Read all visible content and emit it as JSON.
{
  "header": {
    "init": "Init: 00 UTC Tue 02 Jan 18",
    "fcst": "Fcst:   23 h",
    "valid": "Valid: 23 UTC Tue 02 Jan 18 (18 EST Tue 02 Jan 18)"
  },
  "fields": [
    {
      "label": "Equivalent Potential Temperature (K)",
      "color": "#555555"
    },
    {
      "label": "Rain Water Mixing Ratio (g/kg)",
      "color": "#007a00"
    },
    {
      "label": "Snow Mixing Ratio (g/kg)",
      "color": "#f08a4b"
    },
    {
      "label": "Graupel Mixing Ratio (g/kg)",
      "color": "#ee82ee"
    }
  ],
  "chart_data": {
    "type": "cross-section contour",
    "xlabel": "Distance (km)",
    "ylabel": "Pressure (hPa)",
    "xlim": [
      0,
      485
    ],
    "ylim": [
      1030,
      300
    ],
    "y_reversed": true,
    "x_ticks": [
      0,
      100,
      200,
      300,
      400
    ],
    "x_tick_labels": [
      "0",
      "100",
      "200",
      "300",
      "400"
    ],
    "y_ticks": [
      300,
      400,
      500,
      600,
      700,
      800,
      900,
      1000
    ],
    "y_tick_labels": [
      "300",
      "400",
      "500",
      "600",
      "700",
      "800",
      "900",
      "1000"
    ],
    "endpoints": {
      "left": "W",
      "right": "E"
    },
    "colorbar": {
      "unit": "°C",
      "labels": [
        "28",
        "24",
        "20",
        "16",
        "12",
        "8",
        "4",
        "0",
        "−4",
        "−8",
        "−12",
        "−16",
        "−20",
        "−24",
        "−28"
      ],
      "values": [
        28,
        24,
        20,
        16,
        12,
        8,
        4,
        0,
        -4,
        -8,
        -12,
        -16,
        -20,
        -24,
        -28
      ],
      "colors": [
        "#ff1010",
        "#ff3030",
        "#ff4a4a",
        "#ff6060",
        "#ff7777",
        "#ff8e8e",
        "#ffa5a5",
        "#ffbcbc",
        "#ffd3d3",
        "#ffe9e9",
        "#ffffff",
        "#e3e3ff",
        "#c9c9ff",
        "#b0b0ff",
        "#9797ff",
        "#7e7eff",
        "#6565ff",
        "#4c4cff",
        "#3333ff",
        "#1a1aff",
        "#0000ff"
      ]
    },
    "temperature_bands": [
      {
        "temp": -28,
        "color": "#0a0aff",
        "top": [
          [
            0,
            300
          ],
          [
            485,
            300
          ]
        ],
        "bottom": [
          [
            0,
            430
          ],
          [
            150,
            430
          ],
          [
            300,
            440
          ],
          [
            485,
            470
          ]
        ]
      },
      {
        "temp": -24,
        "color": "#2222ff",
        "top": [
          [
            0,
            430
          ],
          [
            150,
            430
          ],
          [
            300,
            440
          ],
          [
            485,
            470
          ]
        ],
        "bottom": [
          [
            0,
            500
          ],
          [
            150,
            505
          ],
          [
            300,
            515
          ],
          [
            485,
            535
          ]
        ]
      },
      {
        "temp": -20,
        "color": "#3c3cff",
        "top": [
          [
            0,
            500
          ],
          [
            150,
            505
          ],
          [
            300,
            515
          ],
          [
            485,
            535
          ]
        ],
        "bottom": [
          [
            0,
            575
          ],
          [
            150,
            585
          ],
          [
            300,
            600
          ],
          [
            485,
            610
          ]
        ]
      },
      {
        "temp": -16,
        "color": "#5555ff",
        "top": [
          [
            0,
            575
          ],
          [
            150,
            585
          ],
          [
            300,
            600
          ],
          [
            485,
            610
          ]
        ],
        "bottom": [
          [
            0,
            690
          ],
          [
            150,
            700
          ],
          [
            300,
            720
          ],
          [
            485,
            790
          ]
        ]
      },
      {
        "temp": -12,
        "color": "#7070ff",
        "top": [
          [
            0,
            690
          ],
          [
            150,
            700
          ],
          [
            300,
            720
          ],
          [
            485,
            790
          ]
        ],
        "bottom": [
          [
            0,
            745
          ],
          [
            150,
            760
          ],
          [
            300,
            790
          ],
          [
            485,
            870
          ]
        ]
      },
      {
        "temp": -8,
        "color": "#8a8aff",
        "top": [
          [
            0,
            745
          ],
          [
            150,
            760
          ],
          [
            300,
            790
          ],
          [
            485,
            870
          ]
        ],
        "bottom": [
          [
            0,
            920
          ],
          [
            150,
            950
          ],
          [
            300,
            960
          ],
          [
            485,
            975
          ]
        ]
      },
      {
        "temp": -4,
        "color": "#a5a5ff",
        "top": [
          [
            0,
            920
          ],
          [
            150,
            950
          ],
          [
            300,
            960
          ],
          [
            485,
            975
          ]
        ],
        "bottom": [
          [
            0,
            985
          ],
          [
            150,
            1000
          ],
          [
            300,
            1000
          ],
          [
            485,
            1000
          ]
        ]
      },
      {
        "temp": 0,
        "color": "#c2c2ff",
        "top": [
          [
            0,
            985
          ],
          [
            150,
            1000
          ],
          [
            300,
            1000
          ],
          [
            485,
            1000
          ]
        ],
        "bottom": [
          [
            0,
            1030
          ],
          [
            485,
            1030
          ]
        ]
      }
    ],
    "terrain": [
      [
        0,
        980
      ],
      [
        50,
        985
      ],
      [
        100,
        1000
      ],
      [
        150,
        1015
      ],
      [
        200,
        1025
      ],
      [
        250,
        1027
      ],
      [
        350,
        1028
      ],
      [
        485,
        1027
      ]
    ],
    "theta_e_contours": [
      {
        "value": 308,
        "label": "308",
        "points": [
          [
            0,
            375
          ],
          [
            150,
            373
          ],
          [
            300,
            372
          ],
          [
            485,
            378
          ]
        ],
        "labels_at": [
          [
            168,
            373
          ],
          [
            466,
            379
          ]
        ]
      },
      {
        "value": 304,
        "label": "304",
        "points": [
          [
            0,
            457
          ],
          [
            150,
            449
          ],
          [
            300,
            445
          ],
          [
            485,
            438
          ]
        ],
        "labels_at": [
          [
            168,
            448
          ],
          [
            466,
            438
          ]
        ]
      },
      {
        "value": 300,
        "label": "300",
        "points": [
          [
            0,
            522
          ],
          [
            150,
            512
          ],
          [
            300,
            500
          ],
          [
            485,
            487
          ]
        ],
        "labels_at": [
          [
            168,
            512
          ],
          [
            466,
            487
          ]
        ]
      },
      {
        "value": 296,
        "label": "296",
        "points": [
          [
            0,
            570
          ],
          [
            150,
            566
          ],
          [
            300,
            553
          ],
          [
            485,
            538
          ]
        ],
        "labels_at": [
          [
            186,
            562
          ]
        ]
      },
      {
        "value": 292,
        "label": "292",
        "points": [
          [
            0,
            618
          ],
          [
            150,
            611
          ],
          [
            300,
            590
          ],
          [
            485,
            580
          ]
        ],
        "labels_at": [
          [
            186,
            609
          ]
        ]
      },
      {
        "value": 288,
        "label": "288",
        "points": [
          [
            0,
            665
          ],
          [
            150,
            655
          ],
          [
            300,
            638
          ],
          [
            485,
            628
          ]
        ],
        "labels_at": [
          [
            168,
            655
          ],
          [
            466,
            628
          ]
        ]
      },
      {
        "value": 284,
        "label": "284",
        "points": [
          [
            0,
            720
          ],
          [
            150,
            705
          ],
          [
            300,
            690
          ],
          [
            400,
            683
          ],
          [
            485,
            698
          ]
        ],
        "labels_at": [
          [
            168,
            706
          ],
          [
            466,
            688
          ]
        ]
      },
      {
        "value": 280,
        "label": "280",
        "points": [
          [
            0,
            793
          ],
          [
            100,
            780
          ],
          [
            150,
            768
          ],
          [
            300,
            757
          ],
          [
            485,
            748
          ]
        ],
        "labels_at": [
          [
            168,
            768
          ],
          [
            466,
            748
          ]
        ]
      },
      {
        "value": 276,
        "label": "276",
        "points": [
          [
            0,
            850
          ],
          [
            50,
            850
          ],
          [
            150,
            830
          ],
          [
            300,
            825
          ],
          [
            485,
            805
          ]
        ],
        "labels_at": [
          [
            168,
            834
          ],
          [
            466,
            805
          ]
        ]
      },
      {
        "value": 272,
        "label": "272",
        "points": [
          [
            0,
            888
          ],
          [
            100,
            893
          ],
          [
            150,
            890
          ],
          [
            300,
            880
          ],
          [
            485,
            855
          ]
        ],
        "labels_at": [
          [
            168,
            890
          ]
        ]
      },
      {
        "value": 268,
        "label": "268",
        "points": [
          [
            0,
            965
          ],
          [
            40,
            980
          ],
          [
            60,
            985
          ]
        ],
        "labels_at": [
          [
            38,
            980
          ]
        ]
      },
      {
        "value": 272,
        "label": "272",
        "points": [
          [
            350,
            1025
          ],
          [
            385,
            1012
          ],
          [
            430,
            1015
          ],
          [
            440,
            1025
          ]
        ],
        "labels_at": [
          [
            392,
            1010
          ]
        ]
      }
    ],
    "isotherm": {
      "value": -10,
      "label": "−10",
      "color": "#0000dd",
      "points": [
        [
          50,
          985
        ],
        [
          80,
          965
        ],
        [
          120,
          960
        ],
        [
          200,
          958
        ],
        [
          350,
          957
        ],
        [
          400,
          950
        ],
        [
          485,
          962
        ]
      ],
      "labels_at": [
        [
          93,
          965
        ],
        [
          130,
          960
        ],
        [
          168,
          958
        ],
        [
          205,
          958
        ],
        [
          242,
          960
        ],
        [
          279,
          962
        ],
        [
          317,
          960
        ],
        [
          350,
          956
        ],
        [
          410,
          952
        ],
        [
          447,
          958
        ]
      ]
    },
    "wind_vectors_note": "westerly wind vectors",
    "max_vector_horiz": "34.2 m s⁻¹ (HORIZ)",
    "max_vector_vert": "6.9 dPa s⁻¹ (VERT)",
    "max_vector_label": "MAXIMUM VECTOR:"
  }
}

• [Problem description]:
Using the data above, copy each line that contains "Ratio".

• [Solution]:
      "label": "Rain Water Mixing Ratio (g/kg)",
      "label": "Snow Mixing Ratio (g/kg)",
      "label": "Graupel Mixing Ratio (g/kg)",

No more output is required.